#### [Written task]
Reproduce every line of the listing as written, apart from the pictures.
Start of Material shown
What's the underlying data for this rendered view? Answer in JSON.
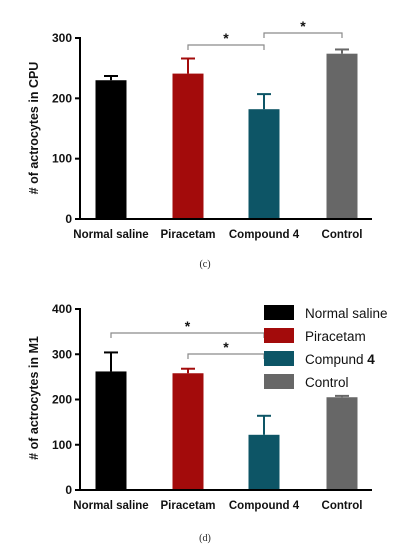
{
  "chart_data": [
    {
      "type": "bar",
      "panel_label": "(c)",
      "ylabel": "# of actrocytes in CPU",
      "categories": [
        "Normal saline",
        "Piracetam",
        "Compound 4",
        "Control"
      ],
      "values": [
        230,
        241,
        182,
        274
      ],
      "errors": [
        7,
        25,
        25,
        7
      ],
      "colors": [
        "#000000",
        "#a30b0b",
        "#0d5566",
        "#676767"
      ],
      "ylim": [
        0,
        300
      ],
      "yticks": [
        0,
        100,
        200,
        300
      ],
      "significance": [
        {
          "from": 1,
          "to": 2,
          "label": "*"
        },
        {
          "from": 2,
          "to": 3,
          "label": "*"
        }
      ]
    },
    {
      "type": "bar",
      "panel_label": "(d)",
      "ylabel": "# of actrocytes in M1",
      "categories": [
        "Normal saline",
        "Piracetam",
        "Compound 4",
        "Control"
      ],
      "values": [
        262,
        258,
        122,
        205
      ],
      "errors": [
        42,
        10,
        42,
        3
      ],
      "colors": [
        "#000000",
        "#a30b0b",
        "#0d5566",
        "#676767"
      ],
      "ylim": [
        0,
        400
      ],
      "yticks": [
        0,
        100,
        200,
        300,
        400
      ],
      "significance": [
        {
          "from": 0,
          "to": 2,
          "label": "*"
        },
        {
          "from": 1,
          "to": 2,
          "label": "*"
        }
      ],
      "legend": {
        "position": "top-right",
        "entries": [
          {
            "label": "Normal saline",
            "color": "#000000"
          },
          {
            "label": "Piracetam",
            "color": "#a30b0b"
          },
          {
            "label": "Compund",
            "label_bold_suffix": "4",
            "color": "#0d5566"
          },
          {
            "label": "Control",
            "color": "#676767"
          }
        ]
      }
    }
  ]
}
End of Material shown
#### [Exercise response]
What's the underlying data for this rendered view? Answer in JSON.
{
  "chart_data": [
    {
      "type": "bar",
      "panel_label": "(c)",
      "ylabel": "# of actrocytes in CPU",
      "categories": [
        "Normal saline",
        "Piracetam",
        "Compound 4",
        "Control"
      ],
      "values": [
        230,
        241,
        182,
        274
      ],
      "errors": [
        7,
        25,
        25,
        7
      ],
      "colors": [
        "#000000",
        "#a30b0b",
        "#0d5566",
        "#676767"
      ],
      "ylim": [
        0,
        300
      ],
      "yticks": [
        0,
        100,
        200,
        300
      ],
      "significance": [
        {
          "from": 1,
          "to": 2,
          "label": "*"
        },
        {
          "from": 2,
          "to": 3,
          "label": "*"
        }
      ]
    },
    {
      "type": "bar",
      "panel_label": "(d)",
      "ylabel": "# of actrocytes in M1",
      "categories": [
        "Normal saline",
        "Piracetam",
        "Compound 4",
        "Control"
      ],
      "values": [
        262,
        258,
        122,
        205
      ],
      "errors": [
        42,
        10,
        42,
        3
      ],
      "colors": [
        "#000000",
        "#a30b0b",
        "#0d5566",
        "#676767"
      ],
      "ylim": [
        0,
        400
      ],
      "yticks": [
        0,
        100,
        200,
        300,
        400
      ],
      "significance": [
        {
          "from": 0,
          "to": 2,
          "label": "*"
        },
        {
          "from": 1,
          "to": 2,
          "label": "*"
        }
      ],
      "legend": {
        "position": "top-right",
        "entries": [
          {
            "label": "Normal saline",
            "color": "#000000"
          },
          {
            "label": "Piracetam",
            "color": "#a30b0b"
          },
          {
            "label": "Compund",
            "label_bold_suffix": "4",
            "color": "#0d5566"
          },
          {
            "label": "Control",
            "color": "#676767"
          }
        ]
      }
    }
  ]
}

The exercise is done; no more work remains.